** BEGIN RECORDS PROVIDED **
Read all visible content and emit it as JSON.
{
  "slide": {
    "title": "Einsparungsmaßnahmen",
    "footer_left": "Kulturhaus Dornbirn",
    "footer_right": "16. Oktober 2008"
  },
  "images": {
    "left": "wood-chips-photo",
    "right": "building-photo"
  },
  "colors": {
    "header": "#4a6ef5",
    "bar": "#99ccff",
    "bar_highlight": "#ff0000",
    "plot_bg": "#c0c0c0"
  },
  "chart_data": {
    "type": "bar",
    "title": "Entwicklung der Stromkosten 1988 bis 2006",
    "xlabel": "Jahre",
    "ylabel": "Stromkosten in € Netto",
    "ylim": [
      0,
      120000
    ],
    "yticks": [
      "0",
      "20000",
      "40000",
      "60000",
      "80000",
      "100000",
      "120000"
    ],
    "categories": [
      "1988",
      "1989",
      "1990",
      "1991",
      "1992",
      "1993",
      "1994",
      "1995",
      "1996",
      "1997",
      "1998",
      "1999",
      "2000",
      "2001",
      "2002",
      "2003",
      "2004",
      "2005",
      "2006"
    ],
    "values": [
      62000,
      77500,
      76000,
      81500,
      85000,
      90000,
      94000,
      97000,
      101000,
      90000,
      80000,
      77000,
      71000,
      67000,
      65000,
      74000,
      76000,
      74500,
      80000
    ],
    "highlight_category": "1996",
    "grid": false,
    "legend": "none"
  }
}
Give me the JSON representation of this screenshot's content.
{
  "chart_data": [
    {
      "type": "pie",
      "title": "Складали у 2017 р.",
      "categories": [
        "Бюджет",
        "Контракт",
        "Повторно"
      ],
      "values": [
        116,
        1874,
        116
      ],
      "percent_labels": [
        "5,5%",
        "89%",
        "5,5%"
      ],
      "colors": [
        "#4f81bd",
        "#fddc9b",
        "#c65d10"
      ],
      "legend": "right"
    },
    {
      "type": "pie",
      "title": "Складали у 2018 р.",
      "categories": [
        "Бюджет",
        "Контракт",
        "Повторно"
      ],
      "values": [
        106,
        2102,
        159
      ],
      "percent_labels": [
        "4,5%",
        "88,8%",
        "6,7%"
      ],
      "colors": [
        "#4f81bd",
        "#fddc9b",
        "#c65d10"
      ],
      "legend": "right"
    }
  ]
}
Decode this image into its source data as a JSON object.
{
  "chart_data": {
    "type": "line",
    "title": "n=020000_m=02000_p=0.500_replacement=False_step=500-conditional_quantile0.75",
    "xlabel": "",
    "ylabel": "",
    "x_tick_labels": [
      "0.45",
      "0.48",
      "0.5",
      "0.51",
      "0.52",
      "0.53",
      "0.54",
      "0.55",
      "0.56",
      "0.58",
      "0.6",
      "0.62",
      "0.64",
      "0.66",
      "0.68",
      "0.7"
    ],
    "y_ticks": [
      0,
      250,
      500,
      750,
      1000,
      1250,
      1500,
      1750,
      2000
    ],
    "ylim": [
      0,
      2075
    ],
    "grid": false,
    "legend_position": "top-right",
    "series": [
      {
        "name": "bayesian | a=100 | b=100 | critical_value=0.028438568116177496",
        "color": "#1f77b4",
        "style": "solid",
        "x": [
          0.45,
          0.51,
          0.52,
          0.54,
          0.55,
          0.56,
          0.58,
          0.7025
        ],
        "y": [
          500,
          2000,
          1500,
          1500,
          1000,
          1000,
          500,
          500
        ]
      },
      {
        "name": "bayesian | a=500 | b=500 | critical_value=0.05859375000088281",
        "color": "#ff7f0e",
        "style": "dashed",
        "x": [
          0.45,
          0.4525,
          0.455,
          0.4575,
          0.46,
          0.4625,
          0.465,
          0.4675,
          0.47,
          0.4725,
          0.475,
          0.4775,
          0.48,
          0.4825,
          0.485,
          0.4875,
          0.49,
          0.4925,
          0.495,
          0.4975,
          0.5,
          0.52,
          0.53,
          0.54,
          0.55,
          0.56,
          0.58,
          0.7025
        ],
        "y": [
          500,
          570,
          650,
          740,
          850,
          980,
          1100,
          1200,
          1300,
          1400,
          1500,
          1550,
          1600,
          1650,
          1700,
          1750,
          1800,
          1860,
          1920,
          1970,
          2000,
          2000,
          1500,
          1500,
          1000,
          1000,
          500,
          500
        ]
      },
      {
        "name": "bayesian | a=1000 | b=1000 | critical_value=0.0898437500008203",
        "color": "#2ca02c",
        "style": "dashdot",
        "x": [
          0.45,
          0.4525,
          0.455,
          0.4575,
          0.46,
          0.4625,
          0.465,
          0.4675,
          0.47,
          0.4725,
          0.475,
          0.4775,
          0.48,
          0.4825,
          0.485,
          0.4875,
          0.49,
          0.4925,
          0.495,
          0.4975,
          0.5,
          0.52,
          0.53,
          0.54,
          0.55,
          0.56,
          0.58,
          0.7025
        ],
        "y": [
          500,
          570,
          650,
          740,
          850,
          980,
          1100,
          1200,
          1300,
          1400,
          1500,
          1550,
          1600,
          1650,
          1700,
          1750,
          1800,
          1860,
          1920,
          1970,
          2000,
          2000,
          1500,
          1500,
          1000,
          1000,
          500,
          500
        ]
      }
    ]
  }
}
** END RECORDS PROVIDED **
Return the entries in full, keeping every line exactly as it is.

■ WRITTEN RESPONSE ■
Read all visible content and emit it as JSON.
{
  "slide": {
    "title": "Einsparungsmaßnahmen",
    "footer_left": "Kulturhaus Dornbirn",
    "footer_right": "16. Oktober 2008"
  },
  "images": {
    "left": "wood-chips-photo",
    "right": "building-photo"
  },
  "colors": {
    "header": "#4a6ef5",
    "bar": "#99ccff",
    "bar_highlight": "#ff0000",
    "plot_bg": "#c0c0c0"
  },
  "chart_data": {
    "type": "bar",
    "title": "Entwicklung der Stromkosten 1988 bis 2006",
    "xlabel": "Jahre",
    "ylabel": "Stromkosten in € Netto",
    "ylim": [
      0,
      120000
    ],
    "yticks": [
      "0",
      "20000",
      "40000",
      "60000",
      "80000",
      "100000",
      "120000"
    ],
    "categories": [
      "1988",
      "1989",
      "1990",
      "1991",
      "1992",
      "1993",
      "1994",
      "1995",
      "1996",
      "1997",
      "1998",
      "1999",
      "2000",
      "2001",
      "2002",
      "2003",
      "2004",
      "2005",
      "2006"
    ],
    "values": [
      62000,
      77500,
      76000,
      81500,
      85000,
      90000,
      94000,
      97000,
      101000,
      90000,
      80000,
      77000,
      71000,
      67000,
      65000,
      74000,
      76000,
      74500,
      80000
    ],
    "highlight_category": "1996",
    "grid": false,
    "legend": "none"
  }
}
Give me the JSON representation of this screenshot's content.
{
  "chart_data": [
    {
      "type": "pie",
      "title": "Складали у 2017 р.",
      "categories": [
        "Бюджет",
        "Контракт",
        "Повторно"
      ],
      "values": [
        116,
        1874,
        116
      ],
      "percent_labels": [
        "5,5%",
        "89%",
        "5,5%"
      ],
      "colors": [
        "#4f81bd",
        "#fddc9b",
        "#c65d10"
      ],
      "legend": "right"
    },
    {
      "type": "pie",
      "title": "Складали у 2018 р.",
      "categories": [
        "Бюджет",
        "Контракт",
        "Повторно"
      ],
      "values": [
        106,
        2102,
        159
      ],
      "percent_labels": [
        "4,5%",
        "88,8%",
        "6,7%"
      ],
      "colors": [
        "#4f81bd",
        "#fddc9b",
        "#c65d10"
      ],
      "legend": "right"
    }
  ]
}
Decode this image into its source data as a JSON object.
{
  "chart_data": {
    "type": "line",
    "title": "n=020000_m=02000_p=0.500_replacement=False_step=500-conditional_quantile0.75",
    "xlabel": "",
    "ylabel": "",
    "x_tick_labels": [
      "0.45",
      "0.48",
      "0.5",
      "0.51",
      "0.52",
      "0.53",
      "0.54",
      "0.55",
      "0.56",
      "0.58",
      "0.6",
      "0.62",
      "0.64",
      "0.66",
      "0.68",
      "0.7"
    ],
    "y_ticks": [
      0,
      250,
      500,
      750,
      1000,
      1250,
      1500,
      1750,
      2000
    ],
    "ylim": [
      0,
      2075
    ],
    "grid": false,
    "legend_position": "top-right",
    "series": [
      {
        "name": "bayesian | a=100 | b=100 | critical_value=0.028438568116177496",
        "color": "#1f77b4",
        "style": "solid",
        "x": [
          0.45,
          0.51,
          0.52,
          0.54,
          0.55,
          0.56,
          0.58,
          0.7025
        ],
        "y": [
          500,
          2000,
          1500,
          1500,
          1000,
          1000,
          500,
          500
        ]
      },
      {
        "name": "bayesian | a=500 | b=500 | critical_value=0.05859375000088281",
        "color": "#ff7f0e",
        "style": "dashed",
        "x": [
          0.45,
          0.4525,
          0.455,
          0.4575,
          0.46,
          0.4625,
          0.465,
          0.4675,
          0.47,
          0.4725,
          0.475,
          0.4775,
          0.48,
          0.4825,
          0.485,
          0.4875,
          0.49,
          0.4925,
          0.495,
          0.4975,
          0.5,
          0.52,
          0.53,
          0.54,
          0.55,
          0.56,
          0.58,
          0.7025
        ],
        "y": [
          500,
          570,
          650,
          740,
          850,
          980,
          1100,
          1200,
          1300,
          1400,
          1500,
          1550,
          1600,
          1650,
          1700,
          1750,
          1800,
          1860,
          1920,
          1970,
          2000,
          2000,
          1500,
          1500,
          1000,
          1000,
          500,
          500
        ]
      },
      {
        "name": "bayesian | a=1000 | b=1000 | critical_value=0.0898437500008203",
        "color": "#2ca02c",
        "style": "dashdot",
        "x": [
          0.45,
          0.4525,
          0.455,
          0.4575,
          0.46,
          0.4625,
          0.465,
          0.4675,
          0.47,
          0.4725,
          0.475,
          0.4775,
          0.48,
          0.4825,
          0.485,
          0.4875,
          0.49,
          0.4925,
          0.495,
          0.4975,
          0.5,
          0.52,
          0.53,
          0.54,
          0.55,
          0.56,
          0.58,
          0.7025
        ],
        "y": [
          500,
          570,
          650,
          740,
          850,
          980,
          1100,
          1200,
          1300,
          1400,
          1500,
          1550,
          1600,
          1650,
          1700,
          1750,
          1800,
          1860,
          1920,
          1970,
          2000,
          2000,
          1500,
          1500,
          1000,
          1000,
          500,
          500
        ]
      }
    ]
  }
}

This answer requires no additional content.